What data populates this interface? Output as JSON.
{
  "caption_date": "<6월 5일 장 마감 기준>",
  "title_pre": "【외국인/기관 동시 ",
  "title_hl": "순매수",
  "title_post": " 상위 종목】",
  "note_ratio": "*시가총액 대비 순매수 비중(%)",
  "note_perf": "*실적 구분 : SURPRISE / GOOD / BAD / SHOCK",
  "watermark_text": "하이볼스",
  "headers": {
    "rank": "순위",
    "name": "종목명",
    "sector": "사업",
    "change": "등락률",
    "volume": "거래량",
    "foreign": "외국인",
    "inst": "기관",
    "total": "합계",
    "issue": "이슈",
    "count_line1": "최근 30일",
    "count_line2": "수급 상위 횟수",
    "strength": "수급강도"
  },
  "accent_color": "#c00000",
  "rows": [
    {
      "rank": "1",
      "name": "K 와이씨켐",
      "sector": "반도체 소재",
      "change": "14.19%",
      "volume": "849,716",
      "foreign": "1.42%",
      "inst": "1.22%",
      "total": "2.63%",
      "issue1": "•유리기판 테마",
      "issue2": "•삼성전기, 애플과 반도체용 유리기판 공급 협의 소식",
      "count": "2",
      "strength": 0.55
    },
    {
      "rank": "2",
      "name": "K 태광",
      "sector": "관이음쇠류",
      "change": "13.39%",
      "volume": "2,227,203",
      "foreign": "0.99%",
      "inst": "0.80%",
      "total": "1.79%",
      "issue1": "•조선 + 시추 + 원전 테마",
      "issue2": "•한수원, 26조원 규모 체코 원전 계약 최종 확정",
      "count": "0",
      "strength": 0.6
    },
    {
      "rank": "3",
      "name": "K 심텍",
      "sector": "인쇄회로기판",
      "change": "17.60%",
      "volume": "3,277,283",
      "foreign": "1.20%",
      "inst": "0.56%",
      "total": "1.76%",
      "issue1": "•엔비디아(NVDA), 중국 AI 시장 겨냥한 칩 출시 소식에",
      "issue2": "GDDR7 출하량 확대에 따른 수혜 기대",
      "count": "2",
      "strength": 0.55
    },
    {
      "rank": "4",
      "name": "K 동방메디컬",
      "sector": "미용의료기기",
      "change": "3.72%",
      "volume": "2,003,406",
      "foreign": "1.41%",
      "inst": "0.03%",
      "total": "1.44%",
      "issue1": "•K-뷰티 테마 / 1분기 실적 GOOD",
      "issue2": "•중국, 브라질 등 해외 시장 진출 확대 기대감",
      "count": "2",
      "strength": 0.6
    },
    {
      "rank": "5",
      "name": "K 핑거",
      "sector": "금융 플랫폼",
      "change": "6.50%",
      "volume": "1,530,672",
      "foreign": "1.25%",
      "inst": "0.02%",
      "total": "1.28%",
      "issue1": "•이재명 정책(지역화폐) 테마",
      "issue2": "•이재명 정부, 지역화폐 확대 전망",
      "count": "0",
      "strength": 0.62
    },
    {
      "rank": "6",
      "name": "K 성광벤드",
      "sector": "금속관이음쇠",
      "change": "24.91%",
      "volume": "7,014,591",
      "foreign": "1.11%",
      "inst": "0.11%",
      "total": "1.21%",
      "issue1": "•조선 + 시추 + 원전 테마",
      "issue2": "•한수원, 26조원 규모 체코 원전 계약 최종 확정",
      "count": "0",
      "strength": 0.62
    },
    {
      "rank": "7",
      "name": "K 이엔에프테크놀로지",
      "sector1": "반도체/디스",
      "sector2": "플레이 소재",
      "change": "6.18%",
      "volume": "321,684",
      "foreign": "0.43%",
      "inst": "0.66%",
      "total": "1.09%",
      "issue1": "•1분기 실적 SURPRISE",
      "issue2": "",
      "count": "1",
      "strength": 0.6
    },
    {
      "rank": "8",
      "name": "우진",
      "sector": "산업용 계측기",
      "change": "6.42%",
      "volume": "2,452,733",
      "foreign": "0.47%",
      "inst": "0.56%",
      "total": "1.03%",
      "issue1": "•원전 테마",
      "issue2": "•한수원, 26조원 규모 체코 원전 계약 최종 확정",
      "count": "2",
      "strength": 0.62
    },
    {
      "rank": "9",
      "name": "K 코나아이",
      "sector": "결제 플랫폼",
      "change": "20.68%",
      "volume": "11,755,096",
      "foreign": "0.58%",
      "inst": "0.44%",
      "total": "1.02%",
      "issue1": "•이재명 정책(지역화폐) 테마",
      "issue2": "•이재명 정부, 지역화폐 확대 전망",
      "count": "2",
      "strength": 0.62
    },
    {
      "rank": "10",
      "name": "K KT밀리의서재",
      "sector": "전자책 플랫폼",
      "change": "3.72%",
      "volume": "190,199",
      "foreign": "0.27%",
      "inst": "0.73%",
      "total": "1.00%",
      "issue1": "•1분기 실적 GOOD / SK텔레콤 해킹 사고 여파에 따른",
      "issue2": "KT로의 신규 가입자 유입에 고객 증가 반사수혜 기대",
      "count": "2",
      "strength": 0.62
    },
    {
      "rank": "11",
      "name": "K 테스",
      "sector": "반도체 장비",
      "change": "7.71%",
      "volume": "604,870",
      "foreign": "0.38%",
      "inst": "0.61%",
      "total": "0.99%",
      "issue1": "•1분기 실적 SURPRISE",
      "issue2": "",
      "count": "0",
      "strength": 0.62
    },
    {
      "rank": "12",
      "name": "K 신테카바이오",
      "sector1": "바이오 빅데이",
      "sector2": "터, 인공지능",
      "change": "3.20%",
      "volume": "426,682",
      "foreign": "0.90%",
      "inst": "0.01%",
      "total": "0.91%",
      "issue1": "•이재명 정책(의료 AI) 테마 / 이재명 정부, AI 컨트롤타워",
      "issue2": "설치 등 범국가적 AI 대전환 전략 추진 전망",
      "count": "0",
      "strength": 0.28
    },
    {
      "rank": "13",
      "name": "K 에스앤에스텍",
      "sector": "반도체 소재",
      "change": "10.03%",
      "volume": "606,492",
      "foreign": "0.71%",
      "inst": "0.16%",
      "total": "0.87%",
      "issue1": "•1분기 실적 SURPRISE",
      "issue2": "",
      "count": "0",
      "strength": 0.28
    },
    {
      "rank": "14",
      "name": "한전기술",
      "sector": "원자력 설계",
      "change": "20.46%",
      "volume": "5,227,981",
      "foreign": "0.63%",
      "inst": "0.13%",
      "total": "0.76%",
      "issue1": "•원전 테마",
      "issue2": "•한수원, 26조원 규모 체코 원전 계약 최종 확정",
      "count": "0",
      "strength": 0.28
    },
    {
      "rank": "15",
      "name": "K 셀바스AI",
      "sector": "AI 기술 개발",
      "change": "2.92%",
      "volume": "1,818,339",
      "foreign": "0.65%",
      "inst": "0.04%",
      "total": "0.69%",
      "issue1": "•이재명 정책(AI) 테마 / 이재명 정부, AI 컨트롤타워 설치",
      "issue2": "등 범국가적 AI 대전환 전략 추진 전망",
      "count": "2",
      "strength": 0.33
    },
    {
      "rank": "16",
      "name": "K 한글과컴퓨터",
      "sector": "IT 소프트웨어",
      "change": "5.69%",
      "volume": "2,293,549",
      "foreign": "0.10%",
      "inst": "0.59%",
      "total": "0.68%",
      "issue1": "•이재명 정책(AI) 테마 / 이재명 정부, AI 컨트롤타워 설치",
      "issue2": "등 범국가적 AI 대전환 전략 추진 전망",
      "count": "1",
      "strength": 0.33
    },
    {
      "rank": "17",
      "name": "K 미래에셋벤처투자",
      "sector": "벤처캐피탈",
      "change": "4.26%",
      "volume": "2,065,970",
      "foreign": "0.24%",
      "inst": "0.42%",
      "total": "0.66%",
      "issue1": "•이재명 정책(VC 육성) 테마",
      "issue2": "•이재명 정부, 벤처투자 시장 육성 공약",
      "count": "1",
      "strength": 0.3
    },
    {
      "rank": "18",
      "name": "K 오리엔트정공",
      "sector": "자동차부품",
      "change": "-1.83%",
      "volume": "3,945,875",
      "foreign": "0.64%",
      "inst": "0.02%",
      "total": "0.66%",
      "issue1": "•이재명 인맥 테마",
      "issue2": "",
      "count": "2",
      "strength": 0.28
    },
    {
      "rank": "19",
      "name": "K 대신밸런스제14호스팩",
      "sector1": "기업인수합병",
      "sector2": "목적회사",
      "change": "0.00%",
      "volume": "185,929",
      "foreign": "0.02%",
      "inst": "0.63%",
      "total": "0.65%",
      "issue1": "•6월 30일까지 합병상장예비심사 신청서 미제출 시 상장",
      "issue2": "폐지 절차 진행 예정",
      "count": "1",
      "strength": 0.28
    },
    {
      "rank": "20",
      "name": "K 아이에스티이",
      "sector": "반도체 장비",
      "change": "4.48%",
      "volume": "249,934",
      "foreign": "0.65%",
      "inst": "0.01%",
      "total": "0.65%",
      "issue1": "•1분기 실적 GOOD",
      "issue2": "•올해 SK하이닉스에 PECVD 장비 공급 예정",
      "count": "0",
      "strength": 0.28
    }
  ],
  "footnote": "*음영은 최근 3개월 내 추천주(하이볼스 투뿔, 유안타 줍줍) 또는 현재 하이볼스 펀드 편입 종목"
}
============
__EXERCISE BRIEF__: Across the preceding material, how many lines contain the word "하이볼스"? State the number alone.

__RESPONSE BELOW__: 2